__Passage provided__:
- Opening Delimiter -
The castle law says the use of force or deadly force is presumed to be reasonable if someone unlawfully and with force enters an occupied home, business or car. Further, if the force used against the intruder was reasonable according to the statute, the occupant is immune from civil liability for injuries or death.
For Mr. Baker and many in Texas, the right to defend family, home and property only makes sense.
But others, including Marsha McCartney of Dallas, a member of the Brady Campaign to Prevent Gun Violence, say the law becomes a death sentence for criminals who would never face that in court.
In practical terms, Ms. McCartney said, there doesn't even need to be an explicit threat of attack to justify a shooting over property. In several local cases, she said, property owners didn't appear to be in any danger, yet shot and killed unarmed intruders.
"I find that shocking – killing people over things," she said. "The question you have to ask is: Does the punishment fit the crime?
"People don't get the death penalty for breaking and entering. Defending your family, defending yourself against someone who is armed is one thing. But now it's like we don't need to call the police anymore."
Steven Jansen of the American Prosecutors Research Institute in Alexandria, Va., said the so-called "no-retreat" castle laws largely take away discretion from local district attorneys, even in cases with questionable circumstances.
- Closing Delimiter -
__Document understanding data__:
- Opening Delimiter -
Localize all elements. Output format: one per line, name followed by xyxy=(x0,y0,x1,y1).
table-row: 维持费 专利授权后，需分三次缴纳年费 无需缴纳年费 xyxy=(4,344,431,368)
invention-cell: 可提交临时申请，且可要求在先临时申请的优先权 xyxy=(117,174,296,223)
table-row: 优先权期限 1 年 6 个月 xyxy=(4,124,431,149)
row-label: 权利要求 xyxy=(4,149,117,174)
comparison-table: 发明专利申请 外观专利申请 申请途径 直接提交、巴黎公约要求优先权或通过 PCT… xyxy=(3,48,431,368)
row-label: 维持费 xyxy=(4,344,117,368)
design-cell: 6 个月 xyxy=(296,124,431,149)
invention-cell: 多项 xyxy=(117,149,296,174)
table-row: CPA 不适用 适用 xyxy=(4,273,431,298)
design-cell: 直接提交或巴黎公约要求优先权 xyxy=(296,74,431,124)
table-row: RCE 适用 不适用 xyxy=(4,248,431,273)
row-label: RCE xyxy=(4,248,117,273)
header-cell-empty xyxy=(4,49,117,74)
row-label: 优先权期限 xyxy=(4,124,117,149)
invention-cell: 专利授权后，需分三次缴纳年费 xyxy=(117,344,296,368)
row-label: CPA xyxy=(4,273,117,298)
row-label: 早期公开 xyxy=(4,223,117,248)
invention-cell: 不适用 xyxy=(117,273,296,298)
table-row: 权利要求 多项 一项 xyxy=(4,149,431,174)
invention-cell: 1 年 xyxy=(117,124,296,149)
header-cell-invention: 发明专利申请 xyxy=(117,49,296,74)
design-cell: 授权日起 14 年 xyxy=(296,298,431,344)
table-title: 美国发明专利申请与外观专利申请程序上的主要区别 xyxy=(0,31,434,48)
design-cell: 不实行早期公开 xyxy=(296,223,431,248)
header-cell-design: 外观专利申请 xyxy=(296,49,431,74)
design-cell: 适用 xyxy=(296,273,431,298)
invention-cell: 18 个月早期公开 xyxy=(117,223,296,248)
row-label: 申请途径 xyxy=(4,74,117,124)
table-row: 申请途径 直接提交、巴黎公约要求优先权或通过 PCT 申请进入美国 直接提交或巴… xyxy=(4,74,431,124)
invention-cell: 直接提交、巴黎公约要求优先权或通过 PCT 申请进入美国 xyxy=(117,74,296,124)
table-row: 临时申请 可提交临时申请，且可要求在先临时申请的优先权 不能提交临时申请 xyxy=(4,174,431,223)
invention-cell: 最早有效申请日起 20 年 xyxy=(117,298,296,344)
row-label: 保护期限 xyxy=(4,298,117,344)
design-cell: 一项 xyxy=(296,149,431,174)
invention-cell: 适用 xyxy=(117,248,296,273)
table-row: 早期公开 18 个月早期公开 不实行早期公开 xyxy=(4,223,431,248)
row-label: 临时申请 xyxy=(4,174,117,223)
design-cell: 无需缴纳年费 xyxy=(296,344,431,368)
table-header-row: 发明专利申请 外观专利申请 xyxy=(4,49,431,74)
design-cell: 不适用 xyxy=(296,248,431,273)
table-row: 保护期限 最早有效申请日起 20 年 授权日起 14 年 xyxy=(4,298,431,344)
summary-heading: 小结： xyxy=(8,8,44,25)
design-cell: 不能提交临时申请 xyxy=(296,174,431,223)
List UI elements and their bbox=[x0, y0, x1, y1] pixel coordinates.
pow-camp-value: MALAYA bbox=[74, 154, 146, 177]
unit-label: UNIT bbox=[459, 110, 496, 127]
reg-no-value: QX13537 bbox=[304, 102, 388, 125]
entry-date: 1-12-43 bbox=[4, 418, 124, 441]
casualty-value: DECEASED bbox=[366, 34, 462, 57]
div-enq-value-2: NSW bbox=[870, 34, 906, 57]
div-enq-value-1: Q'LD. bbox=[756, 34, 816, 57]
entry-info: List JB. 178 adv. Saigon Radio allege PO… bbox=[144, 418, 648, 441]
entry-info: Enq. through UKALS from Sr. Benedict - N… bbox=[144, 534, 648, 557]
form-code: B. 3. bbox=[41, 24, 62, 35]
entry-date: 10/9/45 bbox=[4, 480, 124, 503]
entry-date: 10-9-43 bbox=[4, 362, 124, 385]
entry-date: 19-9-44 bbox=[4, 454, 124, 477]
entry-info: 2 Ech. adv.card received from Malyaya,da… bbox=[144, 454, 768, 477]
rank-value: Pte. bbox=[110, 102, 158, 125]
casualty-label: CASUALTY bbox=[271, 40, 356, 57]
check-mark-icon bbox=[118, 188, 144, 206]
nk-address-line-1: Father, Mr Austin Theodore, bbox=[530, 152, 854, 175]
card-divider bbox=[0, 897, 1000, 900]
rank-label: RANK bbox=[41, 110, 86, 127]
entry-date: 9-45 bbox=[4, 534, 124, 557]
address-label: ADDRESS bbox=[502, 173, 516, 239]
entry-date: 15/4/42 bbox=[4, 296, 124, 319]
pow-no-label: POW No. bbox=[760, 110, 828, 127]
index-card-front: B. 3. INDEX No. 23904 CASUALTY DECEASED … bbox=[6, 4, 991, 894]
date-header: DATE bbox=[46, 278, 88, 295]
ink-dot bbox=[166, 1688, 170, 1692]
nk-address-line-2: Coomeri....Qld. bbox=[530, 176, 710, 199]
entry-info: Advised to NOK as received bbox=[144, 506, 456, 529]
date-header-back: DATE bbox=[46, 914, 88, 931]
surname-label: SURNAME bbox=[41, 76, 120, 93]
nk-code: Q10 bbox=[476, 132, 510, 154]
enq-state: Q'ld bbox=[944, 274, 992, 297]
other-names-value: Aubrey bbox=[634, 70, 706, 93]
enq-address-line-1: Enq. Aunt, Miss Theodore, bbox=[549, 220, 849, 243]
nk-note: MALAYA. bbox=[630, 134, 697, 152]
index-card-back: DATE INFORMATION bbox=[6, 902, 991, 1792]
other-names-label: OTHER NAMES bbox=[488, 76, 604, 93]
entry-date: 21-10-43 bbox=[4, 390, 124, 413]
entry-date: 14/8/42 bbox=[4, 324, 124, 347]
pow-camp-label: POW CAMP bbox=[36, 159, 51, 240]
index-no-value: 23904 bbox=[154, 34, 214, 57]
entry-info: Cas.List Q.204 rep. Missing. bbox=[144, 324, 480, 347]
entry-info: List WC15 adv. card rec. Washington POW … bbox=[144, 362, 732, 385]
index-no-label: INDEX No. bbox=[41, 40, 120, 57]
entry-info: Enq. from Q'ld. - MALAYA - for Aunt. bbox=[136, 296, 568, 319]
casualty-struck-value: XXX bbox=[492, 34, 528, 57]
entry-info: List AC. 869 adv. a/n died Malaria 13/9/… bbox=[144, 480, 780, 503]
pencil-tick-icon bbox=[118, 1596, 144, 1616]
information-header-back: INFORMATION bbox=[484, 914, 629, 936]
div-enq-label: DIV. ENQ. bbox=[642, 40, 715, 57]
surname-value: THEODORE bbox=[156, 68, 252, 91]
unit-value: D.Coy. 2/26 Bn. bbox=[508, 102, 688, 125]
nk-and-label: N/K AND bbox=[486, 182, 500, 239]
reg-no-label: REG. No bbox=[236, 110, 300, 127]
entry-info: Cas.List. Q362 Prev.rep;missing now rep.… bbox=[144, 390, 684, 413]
- Closing Delimiter -
__Exercise set__:
1. Duplicate word for word the part of the castle law passage above that runs from "In practical terms, Ms." up to and including "fit the crime?".
2. Answer these questions using the castle law passage above:
(a) If the force used against an intruder was reasonable under the statute, what is the occupant immune from?
(b) What organization is Marsha McCartney a member of?
(c) In what city is the American Prosecutors Research Institute located?

__Answers provided__:
1.
In practical terms, Ms. McCartney said, there doesn't even need to be an explicit threat of attack to justify a shooting over property. In several local cases, she said, property owners didn't appear to be in any danger, yet shot and killed unarmed intruders.
"I find that shocking – killing people over things," she said. "The question you have to ask is: Does the punishment fit the crime?

2.
(a) Civil liability for injuries or death.
(b) The Brady Campaign to Prevent Gun Violence.
(c) Alexandria, Va.